(WRITTEN EXERCISE): Count how many lines in the records below contain the string "Niederschlag", treating uppercase and lowercase as different. Reply with the number alone.
┌─ DATA LISTING
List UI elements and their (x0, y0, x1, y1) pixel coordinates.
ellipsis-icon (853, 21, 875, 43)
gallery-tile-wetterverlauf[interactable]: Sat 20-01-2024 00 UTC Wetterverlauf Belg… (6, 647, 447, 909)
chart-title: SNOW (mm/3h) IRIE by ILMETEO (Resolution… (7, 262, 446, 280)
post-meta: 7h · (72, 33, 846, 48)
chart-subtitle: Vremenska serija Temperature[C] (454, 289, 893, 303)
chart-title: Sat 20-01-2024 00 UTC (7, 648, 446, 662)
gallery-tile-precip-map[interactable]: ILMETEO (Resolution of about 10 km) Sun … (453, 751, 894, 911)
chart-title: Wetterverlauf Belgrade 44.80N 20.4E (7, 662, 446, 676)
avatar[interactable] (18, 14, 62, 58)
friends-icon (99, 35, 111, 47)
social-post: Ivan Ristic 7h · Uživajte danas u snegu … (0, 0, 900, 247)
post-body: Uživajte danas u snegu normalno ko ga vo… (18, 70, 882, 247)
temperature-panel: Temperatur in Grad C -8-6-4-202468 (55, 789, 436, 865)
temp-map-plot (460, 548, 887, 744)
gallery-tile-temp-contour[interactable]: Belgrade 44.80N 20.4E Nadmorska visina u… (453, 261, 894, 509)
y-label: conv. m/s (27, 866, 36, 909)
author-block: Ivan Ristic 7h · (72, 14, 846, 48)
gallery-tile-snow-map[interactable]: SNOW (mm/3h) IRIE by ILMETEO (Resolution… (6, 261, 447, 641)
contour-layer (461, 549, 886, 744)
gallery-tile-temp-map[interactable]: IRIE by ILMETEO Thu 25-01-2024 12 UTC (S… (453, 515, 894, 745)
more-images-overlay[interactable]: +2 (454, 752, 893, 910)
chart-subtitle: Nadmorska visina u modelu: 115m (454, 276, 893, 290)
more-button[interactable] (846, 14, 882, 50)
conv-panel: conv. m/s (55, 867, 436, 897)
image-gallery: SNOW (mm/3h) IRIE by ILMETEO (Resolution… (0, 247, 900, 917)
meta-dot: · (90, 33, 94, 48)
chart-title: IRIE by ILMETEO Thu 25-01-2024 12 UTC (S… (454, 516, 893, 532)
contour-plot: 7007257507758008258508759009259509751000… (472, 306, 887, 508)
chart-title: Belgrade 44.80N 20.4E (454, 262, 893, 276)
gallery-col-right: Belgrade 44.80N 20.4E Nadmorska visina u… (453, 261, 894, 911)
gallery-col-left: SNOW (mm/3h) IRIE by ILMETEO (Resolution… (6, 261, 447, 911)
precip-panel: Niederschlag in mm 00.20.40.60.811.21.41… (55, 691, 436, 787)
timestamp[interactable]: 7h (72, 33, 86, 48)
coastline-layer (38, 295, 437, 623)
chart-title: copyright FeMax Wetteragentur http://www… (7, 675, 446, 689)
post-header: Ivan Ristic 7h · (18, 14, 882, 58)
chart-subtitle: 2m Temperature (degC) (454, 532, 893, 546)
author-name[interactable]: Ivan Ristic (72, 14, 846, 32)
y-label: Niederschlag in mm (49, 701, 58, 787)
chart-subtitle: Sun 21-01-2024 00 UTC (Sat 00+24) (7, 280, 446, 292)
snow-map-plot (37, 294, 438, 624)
└─
(RESULT FOR THIS EXERCISE): 2